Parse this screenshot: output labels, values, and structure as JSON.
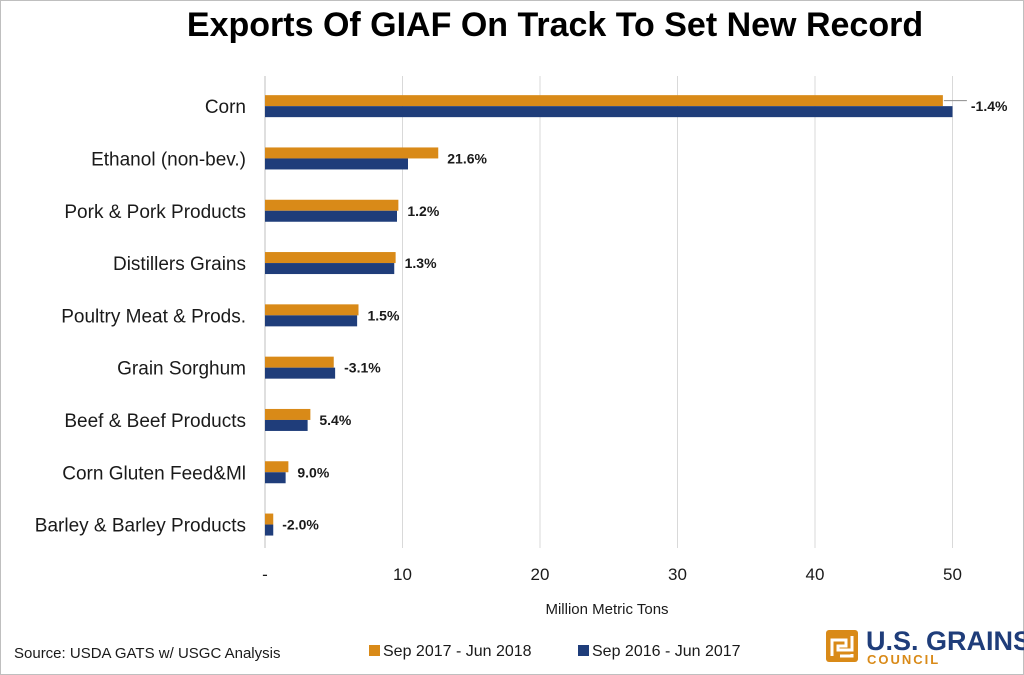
{
  "chart_data": {
    "type": "bar",
    "orientation": "horizontal",
    "title": "Exports Of GIAF On Track To Set New Record",
    "xlabel": "Million Metric Tons",
    "ylabel": "",
    "xlim": [
      0,
      53
    ],
    "xticks": [
      0,
      10,
      20,
      30,
      40,
      50
    ],
    "xtick_labels": [
      "-",
      "10",
      "20",
      "30",
      "40",
      "50"
    ],
    "grid": true,
    "legend_position": "bottom",
    "categories": [
      "Corn",
      "Ethanol (non-bev.)",
      "Pork & Pork Products",
      "Distillers Grains",
      "Poultry Meat & Prods.",
      "Grain Sorghum",
      "Beef & Beef Products",
      "Corn Gluten Feed&Ml",
      "Barley & Barley Products"
    ],
    "series": [
      {
        "name": "Sep 2017 - Jun 2018",
        "color": "#d98a18",
        "values": [
          49.3,
          12.6,
          9.7,
          9.5,
          6.8,
          5.0,
          3.3,
          1.7,
          0.6
        ]
      },
      {
        "name": "Sep 2016 - Jun 2017",
        "color": "#1f3d7a",
        "values": [
          50.0,
          10.4,
          9.6,
          9.4,
          6.7,
          5.1,
          3.1,
          1.5,
          0.6
        ]
      }
    ],
    "data_labels": [
      "-1.4%",
      "21.6%",
      "1.2%",
      "1.3%",
      "1.5%",
      "-3.1%",
      "5.4%",
      "9.0%",
      "-2.0%"
    ]
  },
  "source": "Source: USDA GATS w/ USGC Analysis",
  "logo": {
    "name": "U.S. GRAINS",
    "subtitle": "COUNCIL",
    "colors": {
      "blue": "#1f3d7a",
      "orange": "#d98a18"
    }
  }
}
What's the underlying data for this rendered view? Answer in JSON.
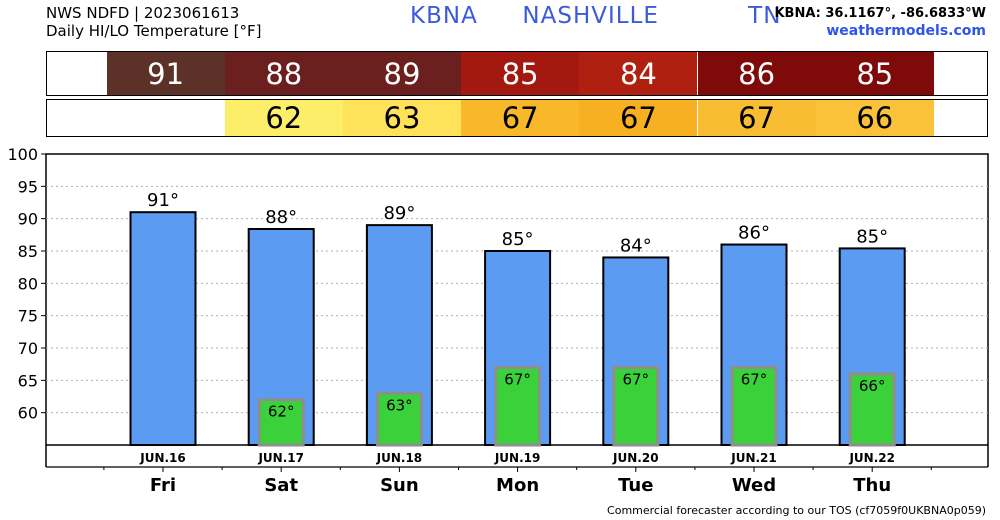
{
  "header": {
    "line1": "NWS NDFD | 2023061613",
    "line2": "Daily HI/LO Temperature [°F]",
    "station": "KBNA  NASHVILLE    TN",
    "coords": "KBNA: 36.1167°, -86.6833°W",
    "site": "weathermodels.com"
  },
  "hi_row": [
    {
      "value": "91",
      "color": "#5c3128"
    },
    {
      "value": "88",
      "color": "#6b1f1f"
    },
    {
      "value": "89",
      "color": "#6b1f1f"
    },
    {
      "value": "85",
      "color": "#a3180f"
    },
    {
      "value": "84",
      "color": "#b02010"
    },
    {
      "value": "86",
      "color": "#7e0a0a"
    },
    {
      "value": "85",
      "color": "#7e0a0a"
    }
  ],
  "lo_row": [
    {
      "value": "",
      "color": "#ffffff"
    },
    {
      "value": "62",
      "color": "#fdee6a"
    },
    {
      "value": "63",
      "color": "#fde25a"
    },
    {
      "value": "67",
      "color": "#f9b82a"
    },
    {
      "value": "67",
      "color": "#f7b022"
    },
    {
      "value": "67",
      "color": "#f9bd33"
    },
    {
      "value": "66",
      "color": "#f9c238"
    }
  ],
  "chart_data": {
    "type": "bar",
    "categories": [
      "Fri",
      "Sat",
      "Sun",
      "Mon",
      "Tue",
      "Wed",
      "Thu"
    ],
    "dates": [
      "JUN.16",
      "JUN.17",
      "JUN.18",
      "JUN.19",
      "JUN.20",
      "JUN.21",
      "JUN.22"
    ],
    "series": [
      {
        "values": [
          91,
          88.4,
          89,
          85,
          84,
          86,
          85.4
        ],
        "color": "#5b9cf2"
      },
      {
        "values": [
          null,
          62,
          63,
          67,
          67,
          67,
          66
        ],
        "color": "#3ad13a"
      }
    ],
    "hi_labels": [
      "91°",
      "88°",
      "89°",
      "85°",
      "84°",
      "86°",
      "85°"
    ],
    "lo_labels": [
      "",
      "62°",
      "63°",
      "67°",
      "67°",
      "67°",
      "66°"
    ],
    "ylim": [
      55,
      100
    ],
    "yticks": [
      60,
      65,
      70,
      75,
      80,
      85,
      90,
      95,
      100
    ],
    "grid": true
  },
  "footer": "Commercial forecaster according to our TOS (cf7059f0UKBNA0p059)"
}
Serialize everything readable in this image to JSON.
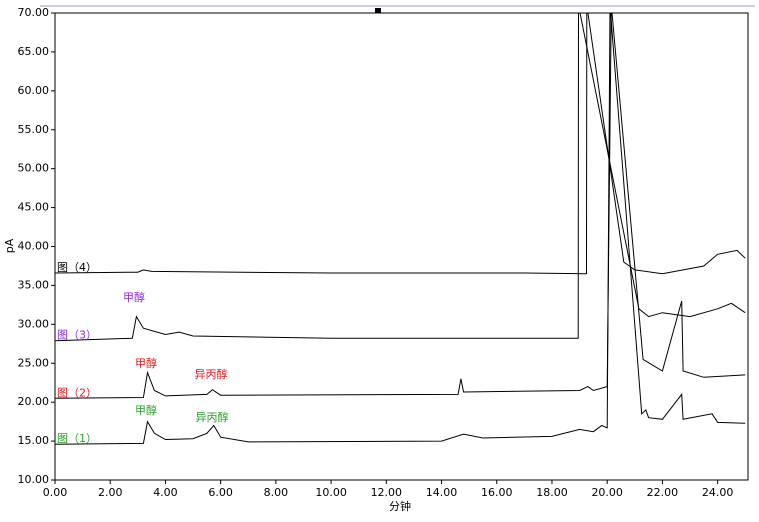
{
  "chart_data": {
    "type": "line",
    "xlabel": "分钟",
    "ylabel": "pA",
    "xlim": [
      0,
      25.1
    ],
    "ylim": [
      10,
      70
    ],
    "xticks": [
      {
        "value": 0,
        "label": "0.00"
      },
      {
        "value": 2,
        "label": "2.00"
      },
      {
        "value": 4,
        "label": "4.00"
      },
      {
        "value": 6,
        "label": "6.00"
      },
      {
        "value": 8,
        "label": "8.00"
      },
      {
        "value": 10,
        "label": "10.00"
      },
      {
        "value": 12,
        "label": "12.00"
      },
      {
        "value": 14,
        "label": "14.00"
      },
      {
        "value": 16,
        "label": "16.00"
      },
      {
        "value": 18,
        "label": "18.00"
      },
      {
        "value": 20,
        "label": "20.00"
      },
      {
        "value": 22,
        "label": "22.00"
      },
      {
        "value": 24,
        "label": "24.00"
      }
    ],
    "yticks": [
      {
        "value": 10,
        "label": "10.00"
      },
      {
        "value": 15,
        "label": "15.00"
      },
      {
        "value": 20,
        "label": "20.00"
      },
      {
        "value": 25,
        "label": "25.00"
      },
      {
        "value": 30,
        "label": "30.00"
      },
      {
        "value": 35,
        "label": "35.00"
      },
      {
        "value": 40,
        "label": "40.00"
      },
      {
        "value": 45,
        "label": "45.00"
      },
      {
        "value": 50,
        "label": "50.00"
      },
      {
        "value": 55,
        "label": "55.00"
      },
      {
        "value": 60,
        "label": "60.00"
      },
      {
        "value": 65,
        "label": "65.00"
      },
      {
        "value": 70,
        "label": "70.00"
      }
    ],
    "series": [
      {
        "name": "图（1）",
        "color": "#000000",
        "label_color": "#2ca02c",
        "x": [
          0,
          3.2,
          3.35,
          3.6,
          4,
          5,
          5.5,
          5.75,
          6,
          7,
          14,
          14.8,
          15.5,
          18,
          19,
          19.5,
          19.8,
          20,
          20.1,
          21.25,
          21.4,
          21.5,
          22,
          22.7,
          22.75,
          23.8,
          24,
          25
        ],
        "values": [
          14.6,
          14.7,
          17.5,
          16,
          15.2,
          15.3,
          16,
          17,
          15.5,
          14.9,
          15,
          15.9,
          15.4,
          15.6,
          16.5,
          16.2,
          17,
          16.7,
          71,
          18.5,
          19,
          18,
          17.8,
          21,
          17.8,
          18.5,
          17.4,
          17.3
        ]
      },
      {
        "name": "图（2）",
        "color": "#000000",
        "label_color": "#e31a1c",
        "x": [
          0,
          3.2,
          3.35,
          3.6,
          4,
          5.5,
          5.7,
          6,
          14.6,
          14.7,
          14.8,
          19,
          19.3,
          19.5,
          20,
          20.15,
          21.3,
          22,
          22.7,
          22.75,
          23.5,
          25
        ],
        "values": [
          20.5,
          20.6,
          23.8,
          21.5,
          20.8,
          21,
          21.6,
          20.9,
          21,
          23,
          21.3,
          21.5,
          22,
          21.5,
          22,
          71,
          25.5,
          24,
          33,
          24,
          23.2,
          23.5
        ]
      },
      {
        "name": "图（3）",
        "color": "#000000",
        "label_color": "#8a2be2",
        "x": [
          0,
          2.8,
          2.95,
          3.2,
          4,
          4.5,
          5,
          10,
          18.95,
          18.96,
          21.15,
          21.5,
          22,
          23,
          24,
          24.5,
          25
        ],
        "values": [
          27.9,
          28.2,
          31,
          29.5,
          28.7,
          29,
          28.5,
          28.2,
          28.2,
          71,
          32,
          31,
          31.5,
          31,
          32,
          32.7,
          31.5
        ]
      },
      {
        "name": "图（4）",
        "color": "#000000",
        "label_color": "#000000",
        "x": [
          0,
          3,
          3.2,
          3.5,
          10,
          17,
          19.25,
          19.26,
          20.6,
          21,
          22,
          23.5,
          24,
          24.7,
          25
        ],
        "values": [
          36.6,
          36.7,
          37,
          36.8,
          36.6,
          36.6,
          36.5,
          71,
          38,
          37,
          36.5,
          37.5,
          39,
          39.5,
          38.5
        ]
      }
    ],
    "annotations": [
      {
        "text": "甲醇",
        "color": "#8a2be2"
      },
      {
        "text": "甲醇",
        "color": "#e31a1c"
      },
      {
        "text": "异丙醇",
        "color": "#e31a1c"
      },
      {
        "text": "甲醇",
        "color": "#2ca02c"
      },
      {
        "text": "异丙醇",
        "color": "#2ca02c"
      }
    ]
  }
}
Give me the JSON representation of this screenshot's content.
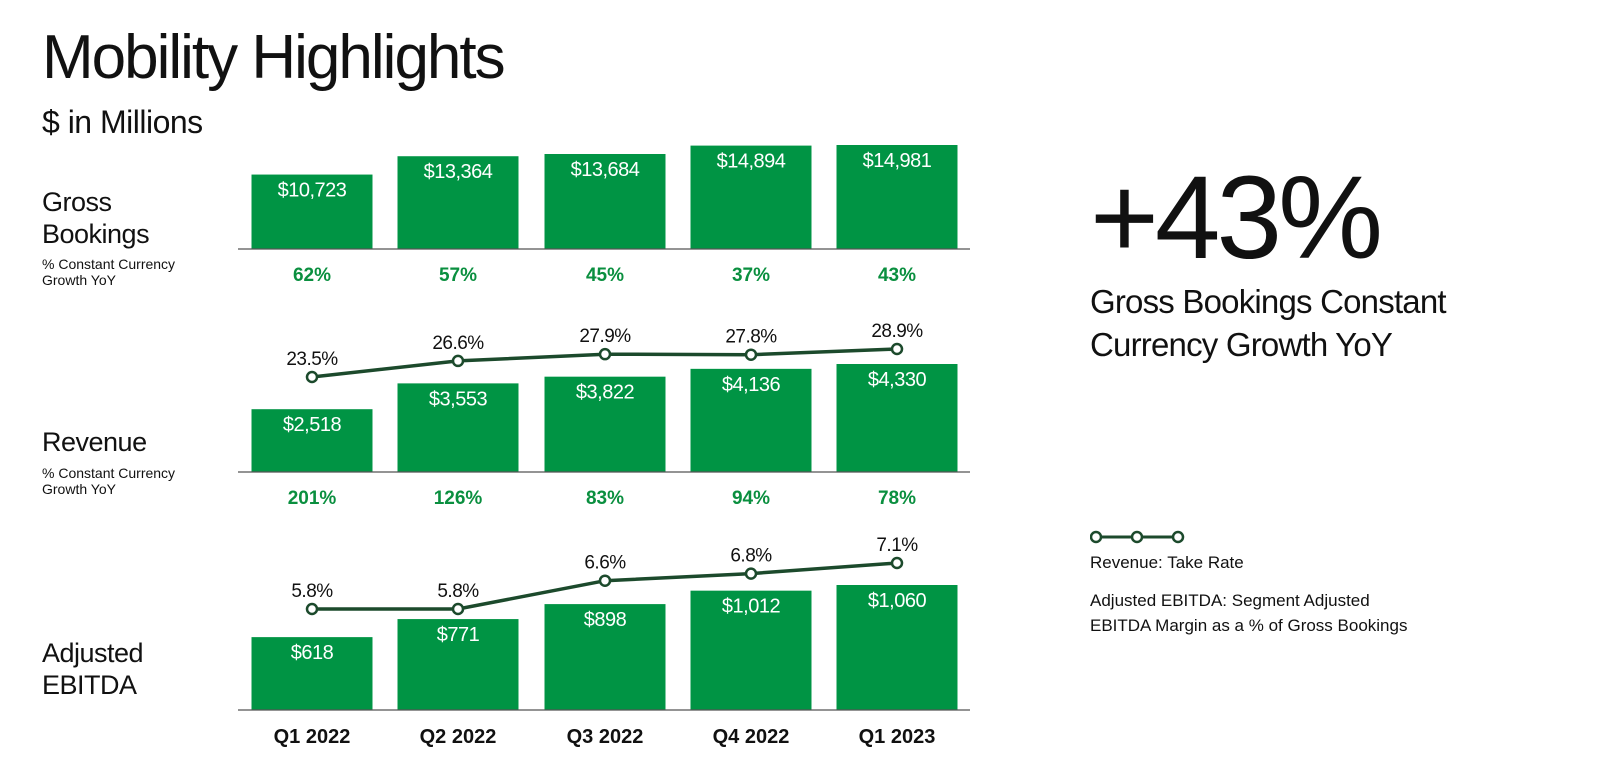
{
  "header": {
    "title": "Mobility Highlights",
    "subtitle": "$ in Millions"
  },
  "rows": {
    "gross_bookings": {
      "label_line1": "Gross",
      "label_line2": "Bookings",
      "sub_line1": "% Constant Currency",
      "sub_line2": "Growth YoY"
    },
    "revenue": {
      "label": "Revenue",
      "sub_line1": "% Constant Currency",
      "sub_line2": "Growth YoY"
    },
    "ebitda": {
      "label_line1": "Adjusted",
      "label_line2": "EBITDA"
    }
  },
  "highlight": {
    "value": "+43%",
    "caption": "Gross Bookings Constant Currency Growth YoY"
  },
  "legend": {
    "take_rate": "Revenue: Take Rate",
    "ebitda_line1": "Adjusted EBITDA: Segment Adjusted",
    "ebitda_line2": "EBITDA Margin as a % of Gross Bookings"
  },
  "colors": {
    "bar": "#009444",
    "growth_text": "#0a8f3f",
    "line": "#1c4a2c",
    "axis": "#555555"
  },
  "chart_data": {
    "type": "bar",
    "categories": [
      "Q1 2022",
      "Q2 2022",
      "Q3 2022",
      "Q4 2022",
      "Q1 2023"
    ],
    "panels": [
      {
        "id": "gross_bookings",
        "values": [
          10723,
          13364,
          13684,
          14894,
          14981
        ],
        "value_labels": [
          "$10,723",
          "$13,364",
          "$13,684",
          "$14,894",
          "$14,981"
        ],
        "growth_labels": [
          "62%",
          "57%",
          "45%",
          "37%",
          "43%"
        ]
      },
      {
        "id": "revenue",
        "values": [
          2518,
          3553,
          3822,
          4136,
          4330
        ],
        "value_labels": [
          "$2,518",
          "$3,553",
          "$3,822",
          "$4,136",
          "$4,330"
        ],
        "growth_labels": [
          "201%",
          "126%",
          "83%",
          "94%",
          "78%"
        ],
        "line": {
          "values": [
            23.5,
            26.6,
            27.9,
            27.8,
            28.9
          ],
          "labels": [
            "23.5%",
            "26.6%",
            "27.9%",
            "27.8%",
            "28.9%"
          ]
        }
      },
      {
        "id": "ebitda",
        "values": [
          618,
          771,
          898,
          1012,
          1060
        ],
        "value_labels": [
          "$618",
          "$771",
          "$898",
          "$1,012",
          "$1,060"
        ],
        "line": {
          "values": [
            5.8,
            5.8,
            6.6,
            6.8,
            7.1
          ],
          "labels": [
            "5.8%",
            "5.8%",
            "6.6%",
            "6.8%",
            "7.1%"
          ]
        }
      }
    ]
  }
}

Aim: Identify each line in the entries with the word "screenshot" and copy it.

Problem solution:
Parse this screenshot: output labels, values, and structure as JSON.
Give me the JSON representation of this screenshot's content.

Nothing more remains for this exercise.